--- start of Record list ---

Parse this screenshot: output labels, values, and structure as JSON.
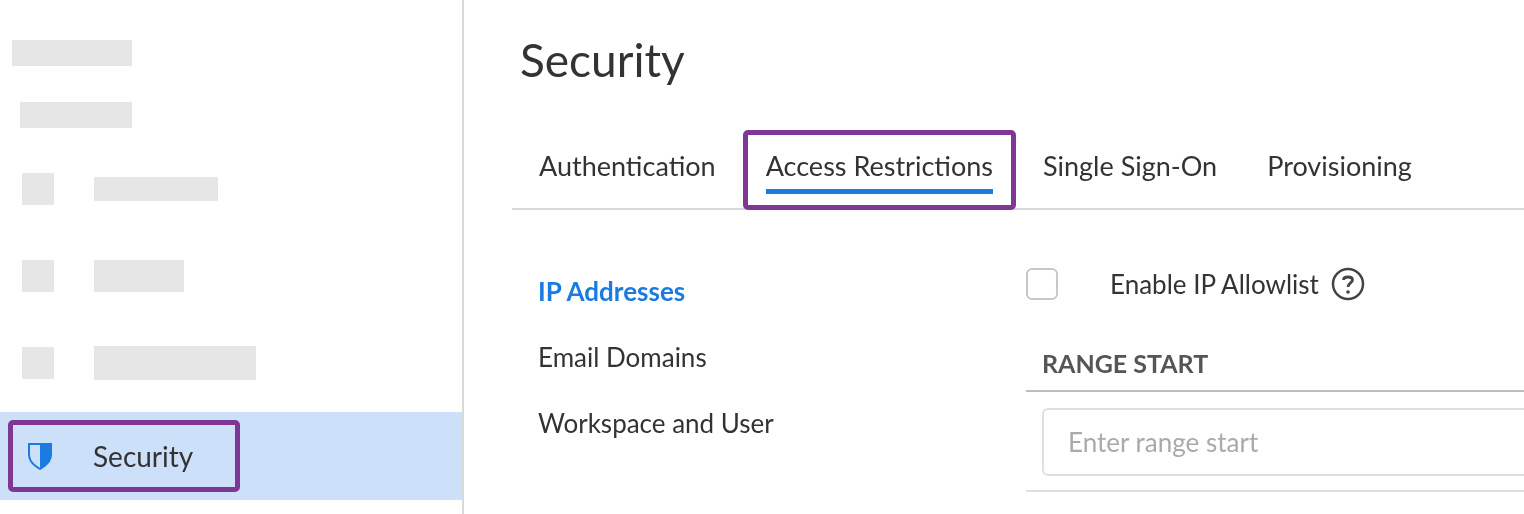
{
  "sidebar": {
    "items": [
      {
        "kind": "placeholder",
        "icon": false
      },
      {
        "kind": "placeholder",
        "icon": false
      },
      {
        "kind": "placeholder",
        "icon": true
      },
      {
        "kind": "placeholder",
        "icon": true
      },
      {
        "kind": "placeholder",
        "icon": true
      },
      {
        "kind": "link",
        "label": "Security",
        "selected": true,
        "highlighted": true
      }
    ]
  },
  "page": {
    "title": "Security"
  },
  "tabs": [
    {
      "label": "Authentication",
      "selected": false,
      "highlighted": false
    },
    {
      "label": "Access Restrictions",
      "selected": true,
      "highlighted": true
    },
    {
      "label": "Single Sign-On",
      "selected": false,
      "highlighted": false
    },
    {
      "label": "Provisioning",
      "selected": false,
      "highlighted": false
    }
  ],
  "subnav": [
    {
      "label": "IP Addresses",
      "selected": true
    },
    {
      "label": "Email Domains",
      "selected": false
    },
    {
      "label": "Workspace and User",
      "selected": false
    }
  ],
  "allowlist": {
    "label": "Enable IP Allowlist",
    "checked": false
  },
  "range": {
    "heading": "RANGE START",
    "placeholder": "Enter range start"
  }
}
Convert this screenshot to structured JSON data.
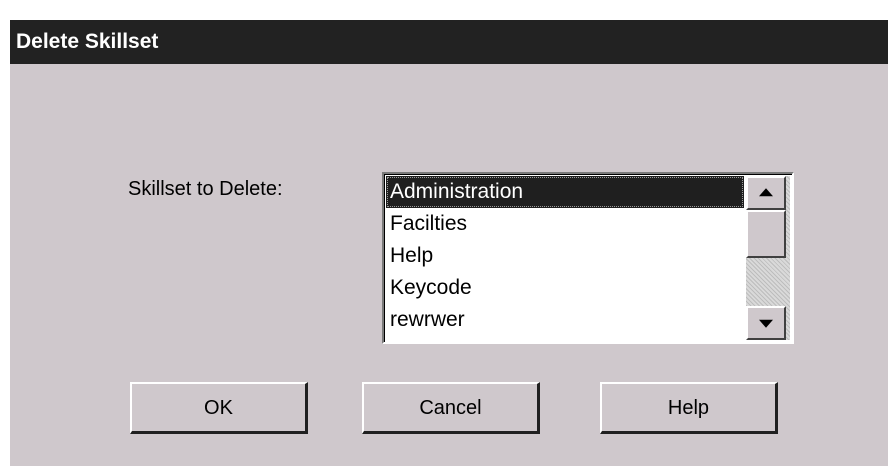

--- end of Record list ---

▶ **Given request**
Pick out, from the lines above, every one that contains the string "this".

▶ **Full solution**
Parse this screenshot: output labels, values, and structure as JSON.
Convert this screenshot to structured JSON data.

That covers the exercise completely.